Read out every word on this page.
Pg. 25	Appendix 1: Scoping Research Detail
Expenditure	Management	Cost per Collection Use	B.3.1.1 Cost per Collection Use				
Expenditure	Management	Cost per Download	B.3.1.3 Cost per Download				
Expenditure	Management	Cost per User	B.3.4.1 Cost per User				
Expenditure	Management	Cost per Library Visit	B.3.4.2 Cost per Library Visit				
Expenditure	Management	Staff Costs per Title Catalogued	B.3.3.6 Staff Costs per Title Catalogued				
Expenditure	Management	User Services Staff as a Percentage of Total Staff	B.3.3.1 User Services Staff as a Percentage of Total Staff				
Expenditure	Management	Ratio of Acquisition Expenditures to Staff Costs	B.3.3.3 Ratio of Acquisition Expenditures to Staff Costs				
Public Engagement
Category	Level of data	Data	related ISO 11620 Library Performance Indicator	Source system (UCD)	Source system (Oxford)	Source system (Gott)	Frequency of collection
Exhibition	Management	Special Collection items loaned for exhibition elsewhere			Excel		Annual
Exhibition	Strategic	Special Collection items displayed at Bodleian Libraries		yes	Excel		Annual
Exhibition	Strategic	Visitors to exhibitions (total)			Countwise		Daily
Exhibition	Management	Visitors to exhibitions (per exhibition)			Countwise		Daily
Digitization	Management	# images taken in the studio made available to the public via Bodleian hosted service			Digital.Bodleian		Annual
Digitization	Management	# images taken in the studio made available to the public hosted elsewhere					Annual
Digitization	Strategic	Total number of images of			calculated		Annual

━━━━━━

# Job
Copy all the lines, exactly.

# Worked solution
Read out every word on this page.
Pg. 25	Appendix 1: Scoping Research Detail
Expenditure	Management	Cost per Collection Use	B.3.1.1 Cost per Collection Use				
Expenditure	Management	Cost per Download	B.3.1.3 Cost per Download				
Expenditure	Management	Cost per User	B.3.4.1 Cost per User				
Expenditure	Management	Cost per Library Visit	B.3.4.2 Cost per Library Visit				
Expenditure	Management	Staff Costs per Title Catalogued	B.3.3.6 Staff Costs per Title Catalogued				
Expenditure	Management	User Services Staff as a Percentage of Total Staff	B.3.3.1 User Services Staff as a Percentage of Total Staff				
Expenditure	Management	Ratio of Acquisition Expenditures to Staff Costs	B.3.3.3 Ratio of Acquisition Expenditures to Staff Costs				
Public Engagement
Category	Level of data	Data	related ISO 11620 Library Performance Indicator	Source system (UCD)	Source system (Oxford)	Source system (Gott)	Frequency of collection
Exhibition	Management	Special Collection items loaned for exhibition elsewhere			Excel		Annual
Exhibition	Strategic	Special Collection items displayed at Bodleian Libraries		yes	Excel		Annual
Exhibition	Strategic	Visitors to exhibitions (total)			Countwise		Daily
Exhibition	Management	Visitors to exhibitions (per exhibition)			Countwise		Daily
Digitization	Management	# images taken in the studio made available to the public via Bodleian hosted service			Digital.Bodleian		Annual
Digitization	Management	# images taken in the studio made available to the public hosted elsewhere					Annual
Digitization	Strategic	Total number of images of			calculated		Annual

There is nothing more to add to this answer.